=== Records for the task ===

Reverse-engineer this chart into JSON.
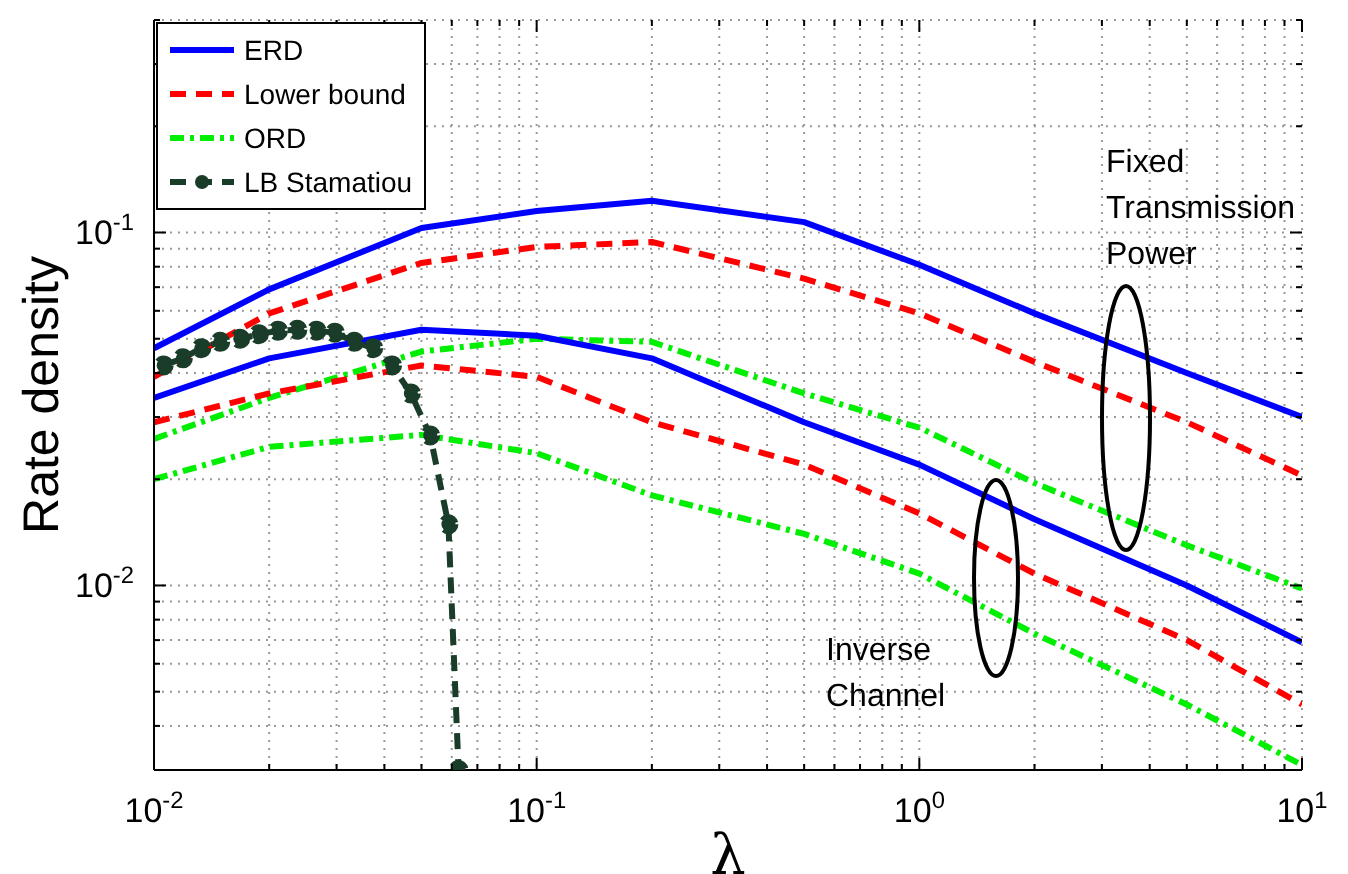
{
  "chart_data": {
    "type": "line",
    "xlabel": "λ",
    "ylabel": "Rate density",
    "log": "xy",
    "grid": true,
    "legend": "top left",
    "xlim": [
      0.01,
      10
    ],
    "ylim": [
      0.003,
      0.4
    ],
    "xticks": [
      {
        "value": 0.01,
        "label": "10$^{-2}$"
      },
      {
        "value": 0.02,
        "label": null
      },
      {
        "value": 0.03,
        "label": null
      },
      {
        "value": 0.04,
        "label": null
      },
      {
        "value": 0.05,
        "label": null
      },
      {
        "value": 0.06,
        "label": null
      },
      {
        "value": 0.07,
        "label": null
      },
      {
        "value": 0.08,
        "label": null
      },
      {
        "value": 0.09,
        "label": null
      },
      {
        "value": 0.1,
        "label": "10$^{-1}$"
      },
      {
        "value": 0.2,
        "label": null
      },
      {
        "value": 0.3,
        "label": null
      },
      {
        "value": 0.4,
        "label": null
      },
      {
        "value": 0.5,
        "label": null
      },
      {
        "value": 0.6,
        "label": null
      },
      {
        "value": 0.7,
        "label": null
      },
      {
        "value": 0.8,
        "label": null
      },
      {
        "value": 0.9,
        "label": null
      },
      {
        "value": 1,
        "label": "10$^{0}$"
      },
      {
        "value": 2,
        "label": null
      },
      {
        "value": 3,
        "label": null
      },
      {
        "value": 4,
        "label": null
      },
      {
        "value": 5,
        "label": null
      },
      {
        "value": 6,
        "label": null
      },
      {
        "value": 7,
        "label": null
      },
      {
        "value": 8,
        "label": null
      },
      {
        "value": 9,
        "label": null
      },
      {
        "value": 10,
        "label": "10$^{1}$"
      }
    ],
    "yticks": [
      {
        "value": 0.003,
        "label": null
      },
      {
        "value": 0.004,
        "label": null
      },
      {
        "value": 0.005,
        "label": null
      },
      {
        "value": 0.006,
        "label": null
      },
      {
        "value": 0.007,
        "label": null
      },
      {
        "value": 0.008,
        "label": null
      },
      {
        "value": 0.009,
        "label": null
      },
      {
        "value": 0.01,
        "label": "10$^{-2}$"
      },
      {
        "value": 0.02,
        "label": null
      },
      {
        "value": 0.03,
        "label": null
      },
      {
        "value": 0.04,
        "label": null
      },
      {
        "value": 0.05,
        "label": null
      },
      {
        "value": 0.06,
        "label": null
      },
      {
        "value": 0.07,
        "label": null
      },
      {
        "value": 0.08,
        "label": null
      },
      {
        "value": 0.09,
        "label": null
      },
      {
        "value": 0.1,
        "label": "10$^{-1}$"
      },
      {
        "value": 0.2,
        "label": null
      },
      {
        "value": 0.3,
        "label": null
      },
      {
        "value": 0.4,
        "label": null
      }
    ],
    "x": [
      0.01,
      0.02,
      0.05,
      0.1,
      0.2,
      0.5,
      1,
      2,
      5,
      10
    ],
    "series": [
      {
        "name": "ERD",
        "color": "#0000ff",
        "line_style": "solid",
        "marker": "none",
        "values": [
          0.047,
          0.069,
          0.103,
          0.115,
          0.123,
          0.107,
          0.081,
          0.059,
          0.04,
          0.03
        ]
      },
      {
        "name": "Lower bound",
        "color": "#ff0000",
        "line_style": "dashed",
        "marker": "none",
        "values": [
          0.039,
          0.059,
          0.082,
          0.091,
          0.094,
          0.074,
          0.059,
          0.043,
          0.029,
          0.0205
        ]
      },
      {
        "name": "ORD",
        "color": "#00ee00",
        "line_style": "dotted",
        "marker": "none",
        "values": [
          0.026,
          0.034,
          0.046,
          0.05,
          0.049,
          0.035,
          0.028,
          0.0195,
          0.013,
          0.0098
        ]
      },
      {
        "name": "LB Stamatiou",
        "color": "#1a3d2a",
        "line_style": "dashed",
        "marker": "circle",
        "x": [
          0.0106,
          0.0119,
          0.0133,
          0.0149,
          0.0168,
          0.0188,
          0.0211,
          0.0237,
          0.0266,
          0.0297,
          0.0334,
          0.0374,
          0.0419,
          0.0469,
          0.0527,
          0.0588,
          0.0625
        ],
        "values": [
          0.042,
          0.044,
          0.047,
          0.049,
          0.05,
          0.0515,
          0.0527,
          0.053,
          0.0527,
          0.052,
          0.049,
          0.047,
          0.042,
          0.035,
          0.0266,
          0.0149,
          0.003
        ]
      },
      {
        "color": "#0000ff",
        "line_style": "solid",
        "marker": "none",
        "values": [
          0.034,
          0.044,
          0.053,
          0.051,
          0.044,
          0.029,
          0.022,
          0.0154,
          0.01,
          0.0069
        ]
      },
      {
        "color": "#ff0000",
        "line_style": "dashed",
        "marker": "none",
        "values": [
          0.029,
          0.035,
          0.042,
          0.039,
          0.029,
          0.022,
          0.016,
          0.0108,
          0.007,
          0.0046
        ]
      },
      {
        "color": "#00ee00",
        "line_style": "dotted",
        "marker": "none",
        "values": [
          0.02,
          0.0247,
          0.0267,
          0.0237,
          0.018,
          0.014,
          0.0108,
          0.0073,
          0.0046,
          0.0031
        ]
      }
    ],
    "annotations": [
      "Fixed Transmission Power",
      "Inverse Channel"
    ]
  }
}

===

*Instruction*
Skip the pictures, then retype every line above exactly.

*Solved exercise*
Reverse-engineer this chart into JSON.
{
  "chart_data": {
    "type": "line",
    "xlabel": "λ",
    "ylabel": "Rate density",
    "log": "xy",
    "grid": true,
    "legend": "top left",
    "xlim": [
      0.01,
      10
    ],
    "ylim": [
      0.003,
      0.4
    ],
    "xticks": [
      {
        "value": 0.01,
        "label": "10$^{-2}$"
      },
      {
        "value": 0.02,
        "label": null
      },
      {
        "value": 0.03,
        "label": null
      },
      {
        "value": 0.04,
        "label": null
      },
      {
        "value": 0.05,
        "label": null
      },
      {
        "value": 0.06,
        "label": null
      },
      {
        "value": 0.07,
        "label": null
      },
      {
        "value": 0.08,
        "label": null
      },
      {
        "value": 0.09,
        "label": null
      },
      {
        "value": 0.1,
        "label": "10$^{-1}$"
      },
      {
        "value": 0.2,
        "label": null
      },
      {
        "value": 0.3,
        "label": null
      },
      {
        "value": 0.4,
        "label": null
      },
      {
        "value": 0.5,
        "label": null
      },
      {
        "value": 0.6,
        "label": null
      },
      {
        "value": 0.7,
        "label": null
      },
      {
        "value": 0.8,
        "label": null
      },
      {
        "value": 0.9,
        "label": null
      },
      {
        "value": 1,
        "label": "10$^{0}$"
      },
      {
        "value": 2,
        "label": null
      },
      {
        "value": 3,
        "label": null
      },
      {
        "value": 4,
        "label": null
      },
      {
        "value": 5,
        "label": null
      },
      {
        "value": 6,
        "label": null
      },
      {
        "value": 7,
        "label": null
      },
      {
        "value": 8,
        "label": null
      },
      {
        "value": 9,
        "label": null
      },
      {
        "value": 10,
        "label": "10$^{1}$"
      }
    ],
    "yticks": [
      {
        "value": 0.003,
        "label": null
      },
      {
        "value": 0.004,
        "label": null
      },
      {
        "value": 0.005,
        "label": null
      },
      {
        "value": 0.006,
        "label": null
      },
      {
        "value": 0.007,
        "label": null
      },
      {
        "value": 0.008,
        "label": null
      },
      {
        "value": 0.009,
        "label": null
      },
      {
        "value": 0.01,
        "label": "10$^{-2}$"
      },
      {
        "value": 0.02,
        "label": null
      },
      {
        "value": 0.03,
        "label": null
      },
      {
        "value": 0.04,
        "label": null
      },
      {
        "value": 0.05,
        "label": null
      },
      {
        "value": 0.06,
        "label": null
      },
      {
        "value": 0.07,
        "label": null
      },
      {
        "value": 0.08,
        "label": null
      },
      {
        "value": 0.09,
        "label": null
      },
      {
        "value": 0.1,
        "label": "10$^{-1}$"
      },
      {
        "value": 0.2,
        "label": null
      },
      {
        "value": 0.3,
        "label": null
      },
      {
        "value": 0.4,
        "label": null
      }
    ],
    "x": [
      0.01,
      0.02,
      0.05,
      0.1,
      0.2,
      0.5,
      1,
      2,
      5,
      10
    ],
    "series": [
      {
        "name": "ERD",
        "color": "#0000ff",
        "line_style": "solid",
        "marker": "none",
        "values": [
          0.047,
          0.069,
          0.103,
          0.115,
          0.123,
          0.107,
          0.081,
          0.059,
          0.04,
          0.03
        ]
      },
      {
        "name": "Lower bound",
        "color": "#ff0000",
        "line_style": "dashed",
        "marker": "none",
        "values": [
          0.039,
          0.059,
          0.082,
          0.091,
          0.094,
          0.074,
          0.059,
          0.043,
          0.029,
          0.0205
        ]
      },
      {
        "name": "ORD",
        "color": "#00ee00",
        "line_style": "dotted",
        "marker": "none",
        "values": [
          0.026,
          0.034,
          0.046,
          0.05,
          0.049,
          0.035,
          0.028,
          0.0195,
          0.013,
          0.0098
        ]
      },
      {
        "name": "LB Stamatiou",
        "color": "#1a3d2a",
        "line_style": "dashed",
        "marker": "circle",
        "x": [
          0.0106,
          0.0119,
          0.0133,
          0.0149,
          0.0168,
          0.0188,
          0.0211,
          0.0237,
          0.0266,
          0.0297,
          0.0334,
          0.0374,
          0.0419,
          0.0469,
          0.0527,
          0.0588,
          0.0625
        ],
        "values": [
          0.042,
          0.044,
          0.047,
          0.049,
          0.05,
          0.0515,
          0.0527,
          0.053,
          0.0527,
          0.052,
          0.049,
          0.047,
          0.042,
          0.035,
          0.0266,
          0.0149,
          0.003
        ]
      },
      {
        "color": "#0000ff",
        "line_style": "solid",
        "marker": "none",
        "values": [
          0.034,
          0.044,
          0.053,
          0.051,
          0.044,
          0.029,
          0.022,
          0.0154,
          0.01,
          0.0069
        ]
      },
      {
        "color": "#ff0000",
        "line_style": "dashed",
        "marker": "none",
        "values": [
          0.029,
          0.035,
          0.042,
          0.039,
          0.029,
          0.022,
          0.016,
          0.0108,
          0.007,
          0.0046
        ]
      },
      {
        "color": "#00ee00",
        "line_style": "dotted",
        "marker": "none",
        "values": [
          0.02,
          0.0247,
          0.0267,
          0.0237,
          0.018,
          0.014,
          0.0108,
          0.0073,
          0.0046,
          0.0031
        ]
      }
    ],
    "annotations": [
      "Fixed Transmission Power",
      "Inverse Channel"
    ]
  }
}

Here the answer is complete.